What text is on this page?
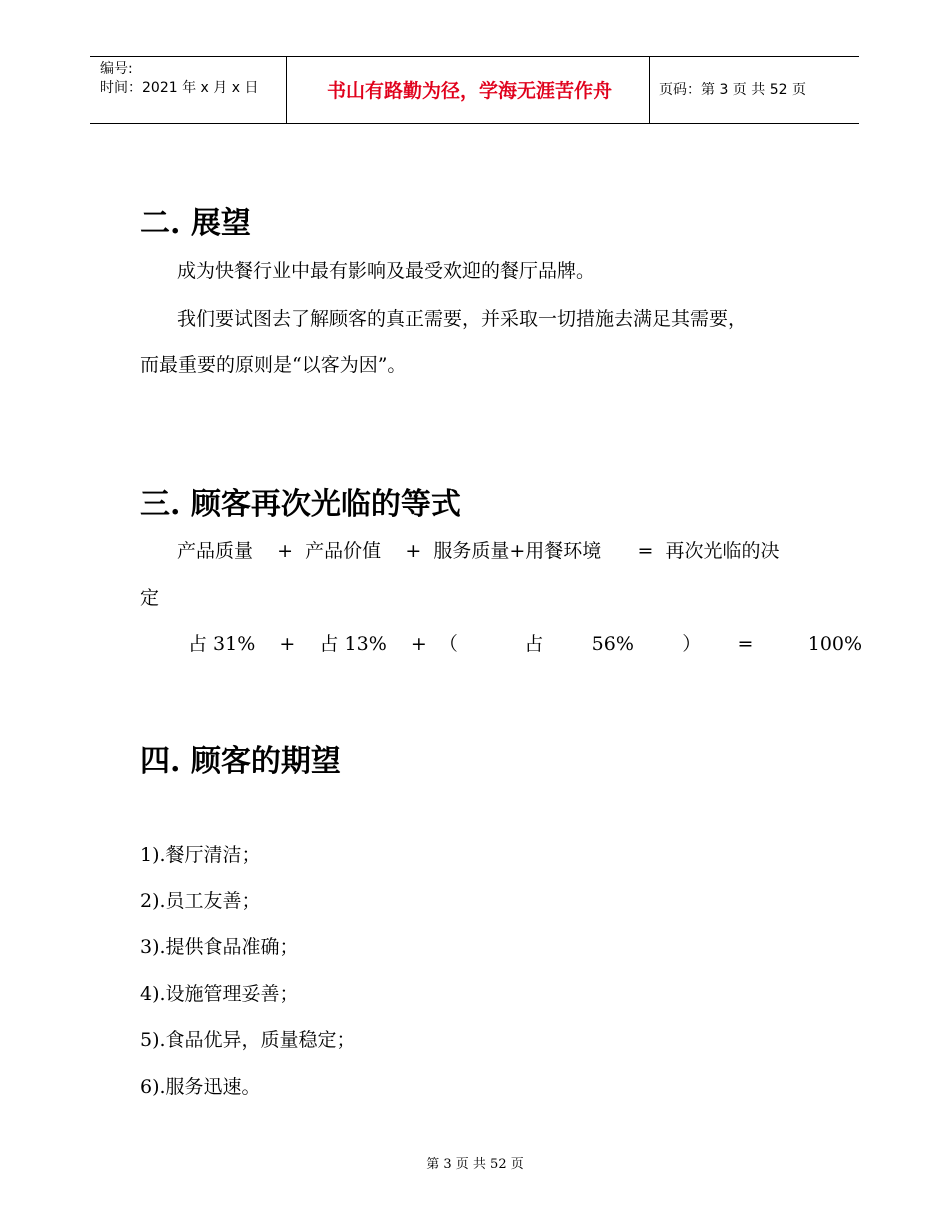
编号:
时间：2021 年 x 月 x 日	书山有路勤为径，学海无涯苦作舟	页码：第 3 页 共 52 页
二. 展望

成为快餐行业中最有影响及最受欢迎的餐厅品牌。

我们要试图去了解顾客的真正需要，并采取一切措施去满足其需要，

而最重要的原则是“以客为因”。

三. 顾客再次光临的等式
产品质量    +  产品价值    +  服务质量+用餐环境      =  再次光临的决
定
占 31%    +    占 13%    +  （           占        56%        ）      =         100%
四. 顾客的期望

1).餐厅清洁；

2).员工友善；

3).提供食品准确；

4).设施管理妥善；

5).食品优异，质量稳定；

6).服务迅速。

第 3 页 共 52 页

+++

(WHAT THIS TASK INVOLVES):
Write out every record above exactly as it stands, but leave out the pictures.

(TASK ANSWER):
What text is on this page?
编号:
时间：2021 年 x 月 x 日	书山有路勤为径，学海无涯苦作舟	页码：第 3 页 共 52 页
二. 展望

成为快餐行业中最有影响及最受欢迎的餐厅品牌。

我们要试图去了解顾客的真正需要，并采取一切措施去满足其需要，

而最重要的原则是“以客为因”。

三. 顾客再次光临的等式
产品质量    +  产品价值    +  服务质量+用餐环境      =  再次光临的决
定
占 31%    +    占 13%    +  （           占        56%        ）      =         100%
四. 顾客的期望

1).餐厅清洁；

2).员工友善；

3).提供食品准确；

4).设施管理妥善；

5).食品优异，质量稳定；

6).服务迅速。

第 3 页 共 52 页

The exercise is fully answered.